[Data entries for graphics]
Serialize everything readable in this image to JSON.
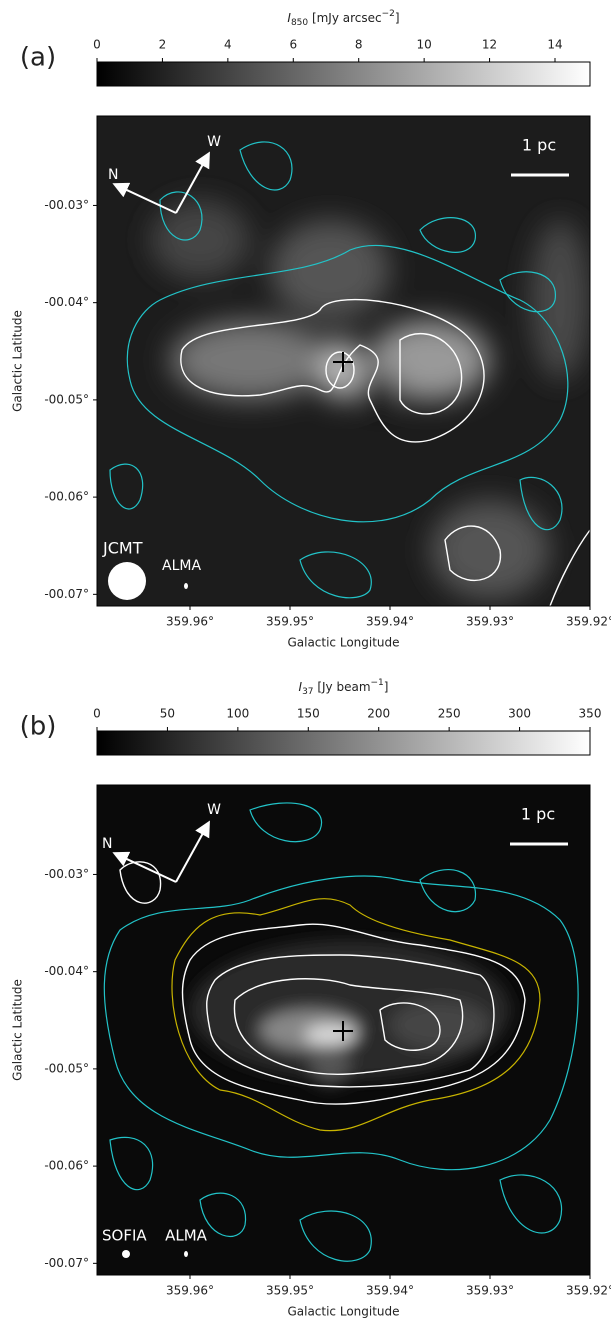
{
  "chart_data": [
    {
      "type": "image",
      "panel_label": "(a)",
      "colorbar_label": {
        "symbol": "I",
        "sub": "850",
        "unit": " [mJy arcsec",
        "sup": "−2",
        "end": "]"
      },
      "clim": [
        0,
        15.07
      ],
      "cticks": [
        0,
        2,
        4,
        6,
        8,
        10,
        12,
        14
      ],
      "xlabel": "Galactic Longitude",
      "ylabel": "Galactic Latitude",
      "xlim": [
        359.9693,
        359.92
      ],
      "xticks": [
        {
          "value": 359.96,
          "label": "359.96°"
        },
        {
          "value": 359.95,
          "label": "359.95°"
        },
        {
          "value": 359.94,
          "label": "359.94°"
        },
        {
          "value": 359.93,
          "label": "359.93°"
        },
        {
          "value": 359.92,
          "label": "359.92°"
        }
      ],
      "ylim": [
        -0.0712,
        -0.0208
      ],
      "yticks": [
        {
          "value": -0.03,
          "label": "-00.03°"
        },
        {
          "value": -0.04,
          "label": "-00.04°"
        },
        {
          "value": -0.05,
          "label": "-00.05°"
        },
        {
          "value": -0.06,
          "label": "-00.06°"
        },
        {
          "value": -0.07,
          "label": "-00.07°"
        }
      ],
      "annotations": {
        "north": "N",
        "west": "W",
        "scale": "1 pc",
        "beam1": "JCMT",
        "beam2": "ALMA"
      }
    },
    {
      "type": "image",
      "panel_label": "(b)",
      "colorbar_label": {
        "symbol": "I",
        "sub": "37",
        "unit": " [Jy beam",
        "sup": "−1",
        "end": "]"
      },
      "clim": [
        0,
        350
      ],
      "cticks": [
        0,
        50,
        100,
        150,
        200,
        250,
        300,
        350
      ],
      "xlabel": "Galactic Longitude",
      "ylabel": "Galactic Latitude",
      "xlim": [
        359.9693,
        359.92
      ],
      "xticks": [
        {
          "value": 359.96,
          "label": "359.96°"
        },
        {
          "value": 359.95,
          "label": "359.95°"
        },
        {
          "value": 359.94,
          "label": "359.94°"
        },
        {
          "value": 359.93,
          "label": "359.93°"
        },
        {
          "value": 359.92,
          "label": "359.92°"
        }
      ],
      "ylim": [
        -0.0712,
        -0.0208
      ],
      "yticks": [
        {
          "value": -0.03,
          "label": "-00.03°"
        },
        {
          "value": -0.04,
          "label": "-00.04°"
        },
        {
          "value": -0.05,
          "label": "-00.05°"
        },
        {
          "value": -0.06,
          "label": "-00.06°"
        },
        {
          "value": -0.07,
          "label": "-00.07°"
        }
      ],
      "annotations": {
        "north": "N",
        "west": "W",
        "scale": "1 pc",
        "beam1": "SOFIA",
        "beam2": "ALMA"
      }
    }
  ]
}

*SET TASK*: Omit the pictures and restate the rest of the records verbatim.

*EXERCISE ANSWER*:
Serialize everything readable in this image to JSON.
{
  "chart_data": [
    {
      "type": "image",
      "panel_label": "(a)",
      "colorbar_label": {
        "symbol": "I",
        "sub": "850",
        "unit": " [mJy arcsec",
        "sup": "−2",
        "end": "]"
      },
      "clim": [
        0,
        15.07
      ],
      "cticks": [
        0,
        2,
        4,
        6,
        8,
        10,
        12,
        14
      ],
      "xlabel": "Galactic Longitude",
      "ylabel": "Galactic Latitude",
      "xlim": [
        359.9693,
        359.92
      ],
      "xticks": [
        {
          "value": 359.96,
          "label": "359.96°"
        },
        {
          "value": 359.95,
          "label": "359.95°"
        },
        {
          "value": 359.94,
          "label": "359.94°"
        },
        {
          "value": 359.93,
          "label": "359.93°"
        },
        {
          "value": 359.92,
          "label": "359.92°"
        }
      ],
      "ylim": [
        -0.0712,
        -0.0208
      ],
      "yticks": [
        {
          "value": -0.03,
          "label": "-00.03°"
        },
        {
          "value": -0.04,
          "label": "-00.04°"
        },
        {
          "value": -0.05,
          "label": "-00.05°"
        },
        {
          "value": -0.06,
          "label": "-00.06°"
        },
        {
          "value": -0.07,
          "label": "-00.07°"
        }
      ],
      "annotations": {
        "north": "N",
        "west": "W",
        "scale": "1 pc",
        "beam1": "JCMT",
        "beam2": "ALMA"
      }
    },
    {
      "type": "image",
      "panel_label": "(b)",
      "colorbar_label": {
        "symbol": "I",
        "sub": "37",
        "unit": " [Jy beam",
        "sup": "−1",
        "end": "]"
      },
      "clim": [
        0,
        350
      ],
      "cticks": [
        0,
        50,
        100,
        150,
        200,
        250,
        300,
        350
      ],
      "xlabel": "Galactic Longitude",
      "ylabel": "Galactic Latitude",
      "xlim": [
        359.9693,
        359.92
      ],
      "xticks": [
        {
          "value": 359.96,
          "label": "359.96°"
        },
        {
          "value": 359.95,
          "label": "359.95°"
        },
        {
          "value": 359.94,
          "label": "359.94°"
        },
        {
          "value": 359.93,
          "label": "359.93°"
        },
        {
          "value": 359.92,
          "label": "359.92°"
        }
      ],
      "ylim": [
        -0.0712,
        -0.0208
      ],
      "yticks": [
        {
          "value": -0.03,
          "label": "-00.03°"
        },
        {
          "value": -0.04,
          "label": "-00.04°"
        },
        {
          "value": -0.05,
          "label": "-00.05°"
        },
        {
          "value": -0.06,
          "label": "-00.06°"
        },
        {
          "value": -0.07,
          "label": "-00.07°"
        }
      ],
      "annotations": {
        "north": "N",
        "west": "W",
        "scale": "1 pc",
        "beam1": "SOFIA",
        "beam2": "ALMA"
      }
    }
  ]
}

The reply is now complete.